# start of Data supplied

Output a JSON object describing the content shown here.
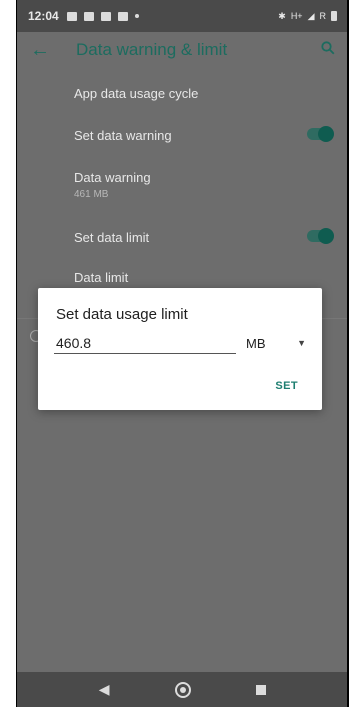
{
  "status_bar": {
    "time": "12:04",
    "network_label": "H+",
    "carrier_label": "R"
  },
  "toolbar": {
    "title": "Data warning & limit"
  },
  "settings": {
    "app_data_cycle": "App data usage cycle",
    "set_data_warning": "Set data warning",
    "data_warning": "Data warning",
    "data_warning_value": "461 MB",
    "set_data_limit": "Set data limit",
    "data_limit": "Data limit"
  },
  "dialog": {
    "title": "Set data usage limit",
    "input_value": "460.8",
    "unit": "MB",
    "set_label": "SET"
  },
  "colors": {
    "accent": "#1c6c5f",
    "scrim": "#6d6d6d",
    "dialog": "#ffffff"
  }
}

# end of Data supplied

__Task instructions__. Repeat the material above verbatim, with no pictures in the output.

__Task output__.
Output a JSON object describing the content shown here.
{
  "status_bar": {
    "time": "12:04",
    "network_label": "H+",
    "carrier_label": "R"
  },
  "toolbar": {
    "title": "Data warning & limit"
  },
  "settings": {
    "app_data_cycle": "App data usage cycle",
    "set_data_warning": "Set data warning",
    "data_warning": "Data warning",
    "data_warning_value": "461 MB",
    "set_data_limit": "Set data limit",
    "data_limit": "Data limit"
  },
  "dialog": {
    "title": "Set data usage limit",
    "input_value": "460.8",
    "unit": "MB",
    "set_label": "SET"
  },
  "colors": {
    "accent": "#1c6c5f",
    "scrim": "#6d6d6d",
    "dialog": "#ffffff"
  }
}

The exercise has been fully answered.